### WORK TO BE COMPLETED
Provide a single number: the count of lines containing the string "What".

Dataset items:
═══

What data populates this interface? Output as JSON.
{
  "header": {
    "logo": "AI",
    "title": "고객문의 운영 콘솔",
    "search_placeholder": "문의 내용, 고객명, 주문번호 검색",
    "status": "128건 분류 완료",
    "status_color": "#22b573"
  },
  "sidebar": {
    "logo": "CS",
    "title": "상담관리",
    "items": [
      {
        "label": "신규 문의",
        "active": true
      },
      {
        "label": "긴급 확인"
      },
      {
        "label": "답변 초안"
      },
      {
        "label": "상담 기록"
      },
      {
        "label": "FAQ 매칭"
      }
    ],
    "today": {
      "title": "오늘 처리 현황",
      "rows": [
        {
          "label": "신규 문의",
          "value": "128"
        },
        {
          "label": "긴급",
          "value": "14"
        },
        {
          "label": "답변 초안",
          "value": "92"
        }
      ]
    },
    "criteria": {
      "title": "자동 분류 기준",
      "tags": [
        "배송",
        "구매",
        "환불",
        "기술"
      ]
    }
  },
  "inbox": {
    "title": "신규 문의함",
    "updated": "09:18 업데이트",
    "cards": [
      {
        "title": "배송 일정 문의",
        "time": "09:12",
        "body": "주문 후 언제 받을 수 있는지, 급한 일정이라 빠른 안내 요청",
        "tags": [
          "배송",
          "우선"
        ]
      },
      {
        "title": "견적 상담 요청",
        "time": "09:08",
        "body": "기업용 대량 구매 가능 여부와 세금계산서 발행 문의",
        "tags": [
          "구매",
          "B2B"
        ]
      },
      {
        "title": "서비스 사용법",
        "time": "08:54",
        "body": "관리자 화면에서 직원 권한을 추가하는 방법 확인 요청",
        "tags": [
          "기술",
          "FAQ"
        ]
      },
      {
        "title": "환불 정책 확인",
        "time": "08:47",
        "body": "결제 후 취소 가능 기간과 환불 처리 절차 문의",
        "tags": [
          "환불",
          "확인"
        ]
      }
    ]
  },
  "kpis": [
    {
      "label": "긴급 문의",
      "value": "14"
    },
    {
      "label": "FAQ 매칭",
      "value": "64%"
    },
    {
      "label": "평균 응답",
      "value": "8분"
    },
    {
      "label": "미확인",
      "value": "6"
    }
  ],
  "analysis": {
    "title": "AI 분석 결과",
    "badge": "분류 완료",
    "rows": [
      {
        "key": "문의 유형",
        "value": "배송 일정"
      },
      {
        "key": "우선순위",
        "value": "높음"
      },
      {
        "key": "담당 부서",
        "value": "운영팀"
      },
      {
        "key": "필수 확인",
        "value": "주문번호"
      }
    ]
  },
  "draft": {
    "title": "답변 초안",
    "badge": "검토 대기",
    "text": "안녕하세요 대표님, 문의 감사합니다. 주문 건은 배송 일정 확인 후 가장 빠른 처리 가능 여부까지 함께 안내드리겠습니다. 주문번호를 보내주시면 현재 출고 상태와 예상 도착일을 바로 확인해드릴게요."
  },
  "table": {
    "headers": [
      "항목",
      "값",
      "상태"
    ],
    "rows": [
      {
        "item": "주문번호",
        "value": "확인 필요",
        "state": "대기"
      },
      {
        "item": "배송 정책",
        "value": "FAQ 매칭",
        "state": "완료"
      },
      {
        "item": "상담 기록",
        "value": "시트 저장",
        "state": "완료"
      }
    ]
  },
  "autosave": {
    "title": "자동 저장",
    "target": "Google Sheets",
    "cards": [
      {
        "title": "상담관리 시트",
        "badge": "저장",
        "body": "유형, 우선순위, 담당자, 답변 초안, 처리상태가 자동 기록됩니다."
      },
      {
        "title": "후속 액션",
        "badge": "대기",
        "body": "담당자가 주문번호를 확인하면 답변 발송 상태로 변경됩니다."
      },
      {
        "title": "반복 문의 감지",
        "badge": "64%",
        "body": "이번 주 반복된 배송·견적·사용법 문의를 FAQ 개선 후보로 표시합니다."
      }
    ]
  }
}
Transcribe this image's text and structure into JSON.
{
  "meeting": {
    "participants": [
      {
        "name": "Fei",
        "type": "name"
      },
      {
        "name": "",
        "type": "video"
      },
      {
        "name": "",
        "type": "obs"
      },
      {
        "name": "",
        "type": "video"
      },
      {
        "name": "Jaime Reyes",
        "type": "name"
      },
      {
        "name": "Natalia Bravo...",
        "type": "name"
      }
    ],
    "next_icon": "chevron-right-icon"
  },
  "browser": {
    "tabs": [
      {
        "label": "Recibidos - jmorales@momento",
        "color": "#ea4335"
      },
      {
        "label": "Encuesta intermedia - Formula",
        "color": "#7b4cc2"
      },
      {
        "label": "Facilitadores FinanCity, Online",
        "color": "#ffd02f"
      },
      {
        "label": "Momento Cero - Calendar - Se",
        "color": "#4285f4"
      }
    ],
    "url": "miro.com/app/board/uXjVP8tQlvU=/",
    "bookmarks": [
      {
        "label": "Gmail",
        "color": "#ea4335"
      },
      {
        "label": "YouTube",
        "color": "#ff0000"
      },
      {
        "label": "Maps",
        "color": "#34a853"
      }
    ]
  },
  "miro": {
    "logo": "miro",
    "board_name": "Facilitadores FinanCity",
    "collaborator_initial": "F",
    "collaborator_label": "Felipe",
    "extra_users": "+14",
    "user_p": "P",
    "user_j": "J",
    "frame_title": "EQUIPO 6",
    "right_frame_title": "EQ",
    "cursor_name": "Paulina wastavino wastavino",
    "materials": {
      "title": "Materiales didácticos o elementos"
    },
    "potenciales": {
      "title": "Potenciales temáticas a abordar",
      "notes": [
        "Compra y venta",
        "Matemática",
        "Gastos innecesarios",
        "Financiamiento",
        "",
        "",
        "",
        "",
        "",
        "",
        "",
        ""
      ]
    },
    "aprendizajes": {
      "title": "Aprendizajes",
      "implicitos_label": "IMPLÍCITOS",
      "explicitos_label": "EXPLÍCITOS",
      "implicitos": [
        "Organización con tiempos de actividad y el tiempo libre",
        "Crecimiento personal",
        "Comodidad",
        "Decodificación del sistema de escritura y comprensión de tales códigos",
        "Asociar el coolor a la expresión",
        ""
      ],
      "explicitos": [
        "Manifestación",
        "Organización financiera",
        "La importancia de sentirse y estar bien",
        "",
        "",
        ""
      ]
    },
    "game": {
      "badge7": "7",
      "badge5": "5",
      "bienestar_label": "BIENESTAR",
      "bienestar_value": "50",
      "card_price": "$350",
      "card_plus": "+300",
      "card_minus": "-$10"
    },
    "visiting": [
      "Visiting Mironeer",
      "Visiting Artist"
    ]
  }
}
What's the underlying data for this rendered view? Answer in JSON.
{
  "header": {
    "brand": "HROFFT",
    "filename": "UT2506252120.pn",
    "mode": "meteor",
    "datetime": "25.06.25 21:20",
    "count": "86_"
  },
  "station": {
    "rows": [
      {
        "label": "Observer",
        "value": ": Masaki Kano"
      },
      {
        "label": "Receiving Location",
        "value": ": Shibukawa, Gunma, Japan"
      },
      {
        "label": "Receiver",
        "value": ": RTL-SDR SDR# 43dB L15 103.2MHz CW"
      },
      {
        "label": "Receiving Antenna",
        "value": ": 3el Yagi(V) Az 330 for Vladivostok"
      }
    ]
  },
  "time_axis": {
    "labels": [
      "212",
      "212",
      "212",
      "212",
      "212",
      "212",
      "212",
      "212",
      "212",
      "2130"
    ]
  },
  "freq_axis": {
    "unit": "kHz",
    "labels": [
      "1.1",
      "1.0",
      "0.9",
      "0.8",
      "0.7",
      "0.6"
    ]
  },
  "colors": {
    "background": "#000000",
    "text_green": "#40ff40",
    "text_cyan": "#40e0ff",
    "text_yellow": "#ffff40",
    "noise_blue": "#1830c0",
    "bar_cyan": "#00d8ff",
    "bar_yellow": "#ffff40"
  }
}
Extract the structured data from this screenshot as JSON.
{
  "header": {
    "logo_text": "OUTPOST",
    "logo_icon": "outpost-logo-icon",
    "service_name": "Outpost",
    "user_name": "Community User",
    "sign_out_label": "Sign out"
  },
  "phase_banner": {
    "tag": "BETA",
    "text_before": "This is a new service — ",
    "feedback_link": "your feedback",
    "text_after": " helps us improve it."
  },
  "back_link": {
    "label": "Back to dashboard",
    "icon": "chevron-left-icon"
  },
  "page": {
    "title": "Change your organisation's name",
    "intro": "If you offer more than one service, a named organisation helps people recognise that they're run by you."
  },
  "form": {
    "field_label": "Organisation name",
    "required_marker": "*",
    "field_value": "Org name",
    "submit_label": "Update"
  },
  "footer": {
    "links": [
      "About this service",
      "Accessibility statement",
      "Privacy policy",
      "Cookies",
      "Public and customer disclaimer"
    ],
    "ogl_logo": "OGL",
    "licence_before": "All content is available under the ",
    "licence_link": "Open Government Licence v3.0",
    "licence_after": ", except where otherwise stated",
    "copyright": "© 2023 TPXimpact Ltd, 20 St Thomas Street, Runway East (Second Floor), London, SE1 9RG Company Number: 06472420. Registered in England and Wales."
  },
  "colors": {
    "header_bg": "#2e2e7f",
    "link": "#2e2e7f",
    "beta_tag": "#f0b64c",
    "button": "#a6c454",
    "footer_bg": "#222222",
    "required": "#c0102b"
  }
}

═══

### RIGHT ANSWER
2